Will you give every entry again exactly as it stands?

▶ Material:
——
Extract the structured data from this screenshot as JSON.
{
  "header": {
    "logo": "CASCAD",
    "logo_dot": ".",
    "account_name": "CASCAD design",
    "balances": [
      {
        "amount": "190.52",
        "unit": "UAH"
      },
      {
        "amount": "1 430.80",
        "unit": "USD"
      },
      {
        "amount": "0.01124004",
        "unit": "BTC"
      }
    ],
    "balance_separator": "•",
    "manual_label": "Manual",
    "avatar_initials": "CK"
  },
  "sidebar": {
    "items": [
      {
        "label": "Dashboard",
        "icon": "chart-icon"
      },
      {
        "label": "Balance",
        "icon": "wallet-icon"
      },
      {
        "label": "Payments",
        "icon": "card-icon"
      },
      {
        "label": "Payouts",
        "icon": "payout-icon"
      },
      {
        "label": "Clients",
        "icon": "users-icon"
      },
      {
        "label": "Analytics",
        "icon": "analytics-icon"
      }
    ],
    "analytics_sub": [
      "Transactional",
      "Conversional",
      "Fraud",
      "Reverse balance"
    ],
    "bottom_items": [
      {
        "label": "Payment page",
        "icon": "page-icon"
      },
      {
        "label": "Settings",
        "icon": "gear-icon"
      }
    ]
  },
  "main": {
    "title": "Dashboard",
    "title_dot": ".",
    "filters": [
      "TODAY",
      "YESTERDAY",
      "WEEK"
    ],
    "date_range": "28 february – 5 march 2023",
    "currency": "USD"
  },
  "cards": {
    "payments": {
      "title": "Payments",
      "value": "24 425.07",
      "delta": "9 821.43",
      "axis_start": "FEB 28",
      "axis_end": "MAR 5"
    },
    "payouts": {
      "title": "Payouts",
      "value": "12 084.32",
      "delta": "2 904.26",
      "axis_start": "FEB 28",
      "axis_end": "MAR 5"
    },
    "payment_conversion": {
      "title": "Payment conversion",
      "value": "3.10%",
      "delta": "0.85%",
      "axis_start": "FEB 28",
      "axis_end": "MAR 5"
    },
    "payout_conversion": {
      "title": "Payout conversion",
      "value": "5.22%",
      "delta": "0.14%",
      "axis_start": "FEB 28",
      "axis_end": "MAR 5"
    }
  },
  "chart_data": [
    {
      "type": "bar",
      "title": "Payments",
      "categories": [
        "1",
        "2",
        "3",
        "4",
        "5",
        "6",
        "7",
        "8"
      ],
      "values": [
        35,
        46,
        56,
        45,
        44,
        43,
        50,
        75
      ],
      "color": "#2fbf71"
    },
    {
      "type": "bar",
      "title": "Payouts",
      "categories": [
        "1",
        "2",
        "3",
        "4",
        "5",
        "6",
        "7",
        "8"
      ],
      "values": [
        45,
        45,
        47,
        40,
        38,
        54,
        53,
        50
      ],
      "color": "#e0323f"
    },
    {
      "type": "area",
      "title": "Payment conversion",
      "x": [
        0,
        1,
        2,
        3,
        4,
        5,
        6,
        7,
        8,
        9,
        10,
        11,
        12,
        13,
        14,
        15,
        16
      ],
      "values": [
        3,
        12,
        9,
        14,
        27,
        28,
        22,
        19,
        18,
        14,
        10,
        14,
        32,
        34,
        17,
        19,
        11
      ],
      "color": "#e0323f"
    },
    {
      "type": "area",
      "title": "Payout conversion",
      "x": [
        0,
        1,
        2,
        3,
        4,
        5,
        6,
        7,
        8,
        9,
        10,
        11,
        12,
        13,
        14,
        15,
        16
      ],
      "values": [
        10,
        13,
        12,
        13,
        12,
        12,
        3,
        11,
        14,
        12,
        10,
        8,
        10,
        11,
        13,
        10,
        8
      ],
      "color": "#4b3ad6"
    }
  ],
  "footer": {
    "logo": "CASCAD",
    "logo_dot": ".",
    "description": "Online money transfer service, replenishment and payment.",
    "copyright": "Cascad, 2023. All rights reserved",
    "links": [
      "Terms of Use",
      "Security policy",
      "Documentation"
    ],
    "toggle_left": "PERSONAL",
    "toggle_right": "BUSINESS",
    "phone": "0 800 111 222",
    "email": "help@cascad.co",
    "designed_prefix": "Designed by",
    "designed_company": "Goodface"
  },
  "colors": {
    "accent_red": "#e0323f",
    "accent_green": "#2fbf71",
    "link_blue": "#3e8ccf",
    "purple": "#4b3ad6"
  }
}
——
▶ Result of the exercise:
Extract the structured data from this screenshot as JSON.
{
  "header": {
    "logo": "CASCAD",
    "logo_dot": ".",
    "account_name": "CASCAD design",
    "balances": [
      {
        "amount": "190.52",
        "unit": "UAH"
      },
      {
        "amount": "1 430.80",
        "unit": "USD"
      },
      {
        "amount": "0.01124004",
        "unit": "BTC"
      }
    ],
    "balance_separator": "•",
    "manual_label": "Manual",
    "avatar_initials": "CK"
  },
  "sidebar": {
    "items": [
      {
        "label": "Dashboard",
        "icon": "chart-icon"
      },
      {
        "label": "Balance",
        "icon": "wallet-icon"
      },
      {
        "label": "Payments",
        "icon": "card-icon"
      },
      {
        "label": "Payouts",
        "icon": "payout-icon"
      },
      {
        "label": "Clients",
        "icon": "users-icon"
      },
      {
        "label": "Analytics",
        "icon": "analytics-icon"
      }
    ],
    "analytics_sub": [
      "Transactional",
      "Conversional",
      "Fraud",
      "Reverse balance"
    ],
    "bottom_items": [
      {
        "label": "Payment page",
        "icon": "page-icon"
      },
      {
        "label": "Settings",
        "icon": "gear-icon"
      }
    ]
  },
  "main": {
    "title": "Dashboard",
    "title_dot": ".",
    "filters": [
      "TODAY",
      "YESTERDAY",
      "WEEK"
    ],
    "date_range": "28 february – 5 march 2023",
    "currency": "USD"
  },
  "cards": {
    "payments": {
      "title": "Payments",
      "value": "24 425.07",
      "delta": "9 821.43",
      "axis_start": "FEB 28",
      "axis_end": "MAR 5"
    },
    "payouts": {
      "title": "Payouts",
      "value": "12 084.32",
      "delta": "2 904.26",
      "axis_start": "FEB 28",
      "axis_end": "MAR 5"
    },
    "payment_conversion": {
      "title": "Payment conversion",
      "value": "3.10%",
      "delta": "0.85%",
      "axis_start": "FEB 28",
      "axis_end": "MAR 5"
    },
    "payout_conversion": {
      "title": "Payout conversion",
      "value": "5.22%",
      "delta": "0.14%",
      "axis_start": "FEB 28",
      "axis_end": "MAR 5"
    }
  },
  "chart_data": [
    {
      "type": "bar",
      "title": "Payments",
      "categories": [
        "1",
        "2",
        "3",
        "4",
        "5",
        "6",
        "7",
        "8"
      ],
      "values": [
        35,
        46,
        56,
        45,
        44,
        43,
        50,
        75
      ],
      "color": "#2fbf71"
    },
    {
      "type": "bar",
      "title": "Payouts",
      "categories": [
        "1",
        "2",
        "3",
        "4",
        "5",
        "6",
        "7",
        "8"
      ],
      "values": [
        45,
        45,
        47,
        40,
        38,
        54,
        53,
        50
      ],
      "color": "#e0323f"
    },
    {
      "type": "area",
      "title": "Payment conversion",
      "x": [
        0,
        1,
        2,
        3,
        4,
        5,
        6,
        7,
        8,
        9,
        10,
        11,
        12,
        13,
        14,
        15,
        16
      ],
      "values": [
        3,
        12,
        9,
        14,
        27,
        28,
        22,
        19,
        18,
        14,
        10,
        14,
        32,
        34,
        17,
        19,
        11
      ],
      "color": "#e0323f"
    },
    {
      "type": "area",
      "title": "Payout conversion",
      "x": [
        0,
        1,
        2,
        3,
        4,
        5,
        6,
        7,
        8,
        9,
        10,
        11,
        12,
        13,
        14,
        15,
        16
      ],
      "values": [
        10,
        13,
        12,
        13,
        12,
        12,
        3,
        11,
        14,
        12,
        10,
        8,
        10,
        11,
        13,
        10,
        8
      ],
      "color": "#4b3ad6"
    }
  ],
  "footer": {
    "logo": "CASCAD",
    "logo_dot": ".",
    "description": "Online money transfer service, replenishment and payment.",
    "copyright": "Cascad, 2023. All rights reserved",
    "links": [
      "Terms of Use",
      "Security policy",
      "Documentation"
    ],
    "toggle_left": "PERSONAL",
    "toggle_right": "BUSINESS",
    "phone": "0 800 111 222",
    "email": "help@cascad.co",
    "designed_prefix": "Designed by",
    "designed_company": "Goodface"
  },
  "colors": {
    "accent_red": "#e0323f",
    "accent_green": "#2fbf71",
    "link_blue": "#3e8ccf",
    "purple": "#4b3ad6"
  }
}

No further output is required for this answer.